- Extract to read
Movies

‘Watermark’ wins TFCA’s $100,000 Rogers Best Canadian Film Award

First Polley, now Burtynsky-Baichwal—Toronto critics love docs

A Chinese dam in 'Watermark'

Watermark, a rhapsody of environmental horror from filmmaker Jennifer Baichwal and photographer Edward Burtynsky, has won the TFCA‘s $100,000 Rogers Best Canadian Film Award. The largest arts prize in the country, the was voted by members of the Toronto Film Critics Association, and presented by CBC personality Rick Mercer at the 17th annual TFCA Awards during a gala dinner Jan. 7 at the Carlu in Toronto. (Full disclosure, I’m TFCA President and the awards gala is my baby.) The other two finalists for the award each received $5,000 from Rogers as runners-up: Toronto director Matt Johnson’s first feature, The Dirties, a daring mockumentary about a pair of bullied students making a meta-film about a school shooting; and Louise Archambault’s Gabrielle, a tender romance about a pair of developmentally challenged young adults rehearsing for a concert with Quebec icon Robert Charlebois.

An epic portrait of our planet’s lifeblood, Watermark is the second Baichwal-Burtinsky collaboration to be named Best Canadian Film by Toronto critics. The first was Manufactured Landscapes (2006), which examined industrial blight through Burtinsky’s large lens, though there was no cash attached to the award at that time.

This marks the second year in a row that a documentary has received the TFCA’s top Canadian prize: Sarah Polley won it last year for Stories We Tell, and this week she’s on the Oscar campaign trail, picking up best documentary awards from the National Board of Review and film critics groups in New York and Los Angeles. Canada helped pioneer the documentary genre, and our filmmakers continue push the frontiers of the form: both Polley’s family memoir and the mesmerizing portrait of water by Baichwal and Burtynsky reinvent its visual and narrative style.  Welcome to the brave new wave of cinematic non-fiction.

For a complete list of TFCA Awards, go to torontofilmcritics.com

For my montage of all 26 films nominated by the TFCA, go to: 2013 TFCA montage

It was a good night for documentaries. Joshua Oppenheimer’s historic film, The Act of Killing, in which death-squad cronies blithely re-enact their brutal roles in Indonesia’s 1965-66 genocide, won the TFCA’s freshly endowed BMO Allan King Documentary Award, which came with a cheque for $5,000.  And Montreal filmmaker Mira Burt-Wintonick accepted a $5,000 prize from the inaugural TFCA Peter Wintonick Documentary Fund, created to honour the legacy of her father, a beloved doc veteran who died in November. Presenting the award, renegade director Bruce McDonald impulsively topped it up with a $1,000 donation of his own, which prompted Cineplex executive Michael Kennedy to match it with his own $1,000 pledge.

- Given records
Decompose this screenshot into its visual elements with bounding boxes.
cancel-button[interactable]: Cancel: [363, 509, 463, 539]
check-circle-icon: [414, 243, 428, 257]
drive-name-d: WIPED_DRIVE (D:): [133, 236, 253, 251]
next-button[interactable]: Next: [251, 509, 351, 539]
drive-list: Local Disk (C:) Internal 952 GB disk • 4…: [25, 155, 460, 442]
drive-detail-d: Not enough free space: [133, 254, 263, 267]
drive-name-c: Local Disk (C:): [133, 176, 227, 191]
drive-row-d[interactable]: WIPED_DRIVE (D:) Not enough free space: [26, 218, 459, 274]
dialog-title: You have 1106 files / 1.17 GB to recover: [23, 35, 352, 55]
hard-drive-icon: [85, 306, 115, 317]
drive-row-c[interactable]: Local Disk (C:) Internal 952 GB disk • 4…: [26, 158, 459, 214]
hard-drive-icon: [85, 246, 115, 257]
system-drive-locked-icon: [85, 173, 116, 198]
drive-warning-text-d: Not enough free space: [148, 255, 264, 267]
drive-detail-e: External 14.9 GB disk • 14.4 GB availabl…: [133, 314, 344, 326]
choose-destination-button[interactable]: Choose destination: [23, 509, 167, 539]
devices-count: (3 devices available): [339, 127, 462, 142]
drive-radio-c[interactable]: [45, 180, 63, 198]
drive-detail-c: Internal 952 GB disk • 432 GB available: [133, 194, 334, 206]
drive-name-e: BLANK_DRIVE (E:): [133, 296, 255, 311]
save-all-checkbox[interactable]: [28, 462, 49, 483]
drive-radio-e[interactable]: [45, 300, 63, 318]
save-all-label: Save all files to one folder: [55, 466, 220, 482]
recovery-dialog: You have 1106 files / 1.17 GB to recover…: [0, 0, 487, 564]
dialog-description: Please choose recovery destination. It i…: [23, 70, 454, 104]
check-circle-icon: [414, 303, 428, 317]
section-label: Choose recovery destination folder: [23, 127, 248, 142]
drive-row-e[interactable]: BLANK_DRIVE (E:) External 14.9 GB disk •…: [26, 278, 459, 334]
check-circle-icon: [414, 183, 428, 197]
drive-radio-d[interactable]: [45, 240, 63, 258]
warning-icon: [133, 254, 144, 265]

- What is required
Continue the article above about the Toronto Film Critics Association awards, picking up right after its last sentence.

- Exercise result
Another newly-endowed prize, the TFCA’s Technicolor Clyde Gilmour Award, puts a pay-it-forward twist on a lifetime achievement award for Canadians who have “advanced the appreciation of film.” This year’s honoree, veteran director Norman Jewison, was invited to select a young filmmaker to receive $50,000 in post-production services from Technicolor—he chose Jeff Barnaby (Rhymes for Young Ghouls), an aboriginal director from Quebec. Speaking in a video taped at his winter home in Malibu, Jewison expressed surprise that Toronto’s film critics even had an association, adding that he couldn’t remember getting a good review in his hometown.

Though its top prize has a fatter purse than the Giller, the TFCA gala tends to be more fun, mainly because it’s not televised. (Broadcasters Rick Mercer and Jian Ghomeshi have both urged me to keep it that way.) Hosted by TIFF Artistic Director Cameron Bailey, our gala was a champagne soiree with the subversive vibe of a comedy club, as wits like Mercer, Ghomeshi, Don McKellar and Kim Cattrall played it fast and loose at the podium.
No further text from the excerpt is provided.